### Quoted passage

----------------

Representation Tradeoffs for Hyperbolic Embeddings

11 Dec 2018

Introduction

The paper describes a combinatorial approach to embed trees into hyperbolic spaces without performing optimization.
The resulting mechanism is analyzed to obtain dimensionality-precision tradeoffs.
To embed any metric spaces in the hyperbolic spaces, a hyperbolic generalization of the multidimensional scaling (h-MDS) is proposed.
Link to the paper

Hyperbolic Spaces
- Have the “tree” like property ie the shortest path between a pair of points is almost the same as the path through the origin.
- Generally, Poincare ball model is used given its advantages like conformity to the Euclidean spaces.
Fidelity Measures
- Mean Average Precision - MAP
  - A local metric that ranks between distances of the immediate neighbors.
- Distortion
  - A global metric that depends on the underlying distances and not just the local relationship between distances.

Consider two points a and b (from the tree) where b is the parent of a.
Assume that a is embedded as f(a) and b is embedded as f(b) and the children of a needs to be embedded.
Reflect f(a) and f(b) across a geodesic such that f(a) is mapped to 0 (origin) while f(b) is mapped to some new point z.
Children of a are placed at points y_i which are equally placed around a circle of radius (e^r - 1) / (e^r + 1) and maximally seperated from z, where r is the scaling factor.
Then all the points are reflected back across the geodesic so that all children are at a distance r from f(a).
To embed the tree itself, place the root node at the origin, place its children around it in a circle, then place their children and so on.
In this construct, precision scales logarithmically with the degree of the tree but linearly with the maximum path length.

----------------

### Data extract

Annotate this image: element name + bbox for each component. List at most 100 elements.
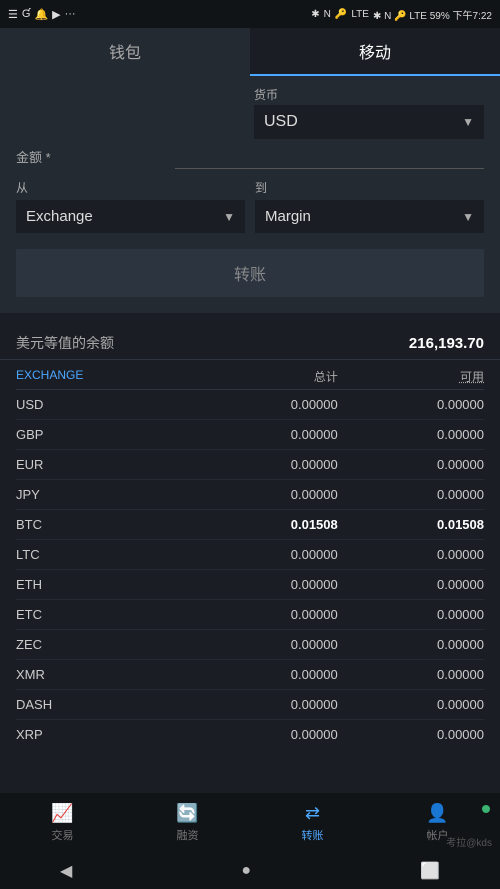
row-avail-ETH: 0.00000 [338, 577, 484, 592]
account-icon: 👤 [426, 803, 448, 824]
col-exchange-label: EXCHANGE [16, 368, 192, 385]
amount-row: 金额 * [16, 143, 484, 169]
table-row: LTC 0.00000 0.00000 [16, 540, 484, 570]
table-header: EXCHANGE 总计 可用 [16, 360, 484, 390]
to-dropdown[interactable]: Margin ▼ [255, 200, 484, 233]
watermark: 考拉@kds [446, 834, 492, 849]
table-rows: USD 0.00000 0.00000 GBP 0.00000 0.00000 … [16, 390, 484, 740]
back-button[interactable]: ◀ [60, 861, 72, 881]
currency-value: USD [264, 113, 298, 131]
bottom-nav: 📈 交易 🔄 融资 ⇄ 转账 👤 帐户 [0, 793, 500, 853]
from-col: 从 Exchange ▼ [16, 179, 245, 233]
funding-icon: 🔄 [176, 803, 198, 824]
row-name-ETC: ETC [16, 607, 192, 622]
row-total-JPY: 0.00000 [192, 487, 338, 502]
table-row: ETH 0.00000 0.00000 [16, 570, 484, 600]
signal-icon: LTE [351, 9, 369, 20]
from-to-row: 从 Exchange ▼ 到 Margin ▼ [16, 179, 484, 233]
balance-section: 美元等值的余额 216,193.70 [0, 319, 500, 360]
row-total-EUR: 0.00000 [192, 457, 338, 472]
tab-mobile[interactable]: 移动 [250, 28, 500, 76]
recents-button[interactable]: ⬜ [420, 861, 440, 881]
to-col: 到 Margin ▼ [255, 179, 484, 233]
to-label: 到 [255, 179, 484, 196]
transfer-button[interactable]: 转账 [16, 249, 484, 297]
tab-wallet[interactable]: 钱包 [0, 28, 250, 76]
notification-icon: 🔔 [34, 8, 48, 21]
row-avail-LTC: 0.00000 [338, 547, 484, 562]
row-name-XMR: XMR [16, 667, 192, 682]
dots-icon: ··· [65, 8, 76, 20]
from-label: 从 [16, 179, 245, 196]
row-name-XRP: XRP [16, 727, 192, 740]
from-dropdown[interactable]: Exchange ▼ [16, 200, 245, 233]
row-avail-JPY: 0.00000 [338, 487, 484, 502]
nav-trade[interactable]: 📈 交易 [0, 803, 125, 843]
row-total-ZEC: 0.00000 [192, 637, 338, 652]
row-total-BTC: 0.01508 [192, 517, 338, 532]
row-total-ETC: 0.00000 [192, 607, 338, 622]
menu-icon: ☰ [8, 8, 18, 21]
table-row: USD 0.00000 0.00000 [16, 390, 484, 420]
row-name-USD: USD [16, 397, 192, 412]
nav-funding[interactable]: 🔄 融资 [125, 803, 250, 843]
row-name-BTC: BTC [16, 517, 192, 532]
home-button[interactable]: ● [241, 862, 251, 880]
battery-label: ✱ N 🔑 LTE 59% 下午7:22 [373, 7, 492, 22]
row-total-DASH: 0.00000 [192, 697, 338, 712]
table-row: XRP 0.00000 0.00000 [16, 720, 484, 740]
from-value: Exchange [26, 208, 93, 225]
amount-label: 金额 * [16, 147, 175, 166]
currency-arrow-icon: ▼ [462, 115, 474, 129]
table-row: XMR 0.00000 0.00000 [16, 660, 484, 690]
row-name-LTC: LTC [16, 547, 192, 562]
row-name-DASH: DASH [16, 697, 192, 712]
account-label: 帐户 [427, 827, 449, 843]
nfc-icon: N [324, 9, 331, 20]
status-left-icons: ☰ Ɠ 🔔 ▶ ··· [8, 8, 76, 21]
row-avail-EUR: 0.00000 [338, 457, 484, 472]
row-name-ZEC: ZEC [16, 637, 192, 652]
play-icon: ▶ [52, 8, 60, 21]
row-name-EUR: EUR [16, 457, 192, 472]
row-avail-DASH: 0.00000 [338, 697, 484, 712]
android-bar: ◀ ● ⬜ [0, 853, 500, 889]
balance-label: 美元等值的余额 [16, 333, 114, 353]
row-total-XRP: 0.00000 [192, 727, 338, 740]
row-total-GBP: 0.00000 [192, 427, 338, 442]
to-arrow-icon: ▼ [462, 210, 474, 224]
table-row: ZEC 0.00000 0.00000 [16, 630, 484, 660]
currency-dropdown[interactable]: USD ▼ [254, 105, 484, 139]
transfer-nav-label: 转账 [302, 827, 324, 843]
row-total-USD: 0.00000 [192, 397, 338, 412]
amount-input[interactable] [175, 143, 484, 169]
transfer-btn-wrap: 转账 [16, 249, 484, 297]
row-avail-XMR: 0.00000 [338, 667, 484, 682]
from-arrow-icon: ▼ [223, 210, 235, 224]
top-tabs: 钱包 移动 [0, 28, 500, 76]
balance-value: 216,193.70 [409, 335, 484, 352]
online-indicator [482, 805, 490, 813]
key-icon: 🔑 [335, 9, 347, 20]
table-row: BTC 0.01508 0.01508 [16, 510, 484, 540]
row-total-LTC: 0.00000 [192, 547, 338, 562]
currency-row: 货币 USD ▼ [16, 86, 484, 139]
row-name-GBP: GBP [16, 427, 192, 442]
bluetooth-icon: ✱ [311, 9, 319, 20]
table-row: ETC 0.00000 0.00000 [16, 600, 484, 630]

----------------

### The task
Continue the notes on hyperbolic embeddings from their last sentence, about how precision scales with the tree's degree and maximum path length.

### Task output
In the d-dimensional space, the points are embedded into hyperspheres (instead of circles).
The number of children node that can be placed for a particular angle grows with the dimension.
Increasing dimension helps with bushy trees (with high node degree).

Given the pairwise distance from a set of points in the hyperbolic space, how to recover the points?
The corresponding problem in the Euclidean space is solved using MDS.
A variant of MDS called as h-MDS is proposed.
MDS makes a centering assumption that points have 0 mean. In h-MDS, a new mean (called as the pseudo-Euclidean mean) is introduced to enable recovery via matrix factorization.
Instead of the Poincare model, the hyperboloid model is used (though the points can be mapped back and forth).

A set of points can always be centered without affecting their pairwise distance by simply finding their mean and sending it to 0 via isometry

Given the pairwise distances, a new matrix Y is constructed by applying cosh on the pairwise distances.
Running PCA on -Y recovers X up to rotation.

PGA is the counterpart of PCA in the hyperbolic spaces.
First the Karcher mean of the given points is computed.
All points x_i are reflected so that their mean is 0 in the Poincare disk model.
Combining that with Euclidean reflection formula and hyperbolic metrics leads to a non-convex loss function which can be optimized using gradient descent algorithm.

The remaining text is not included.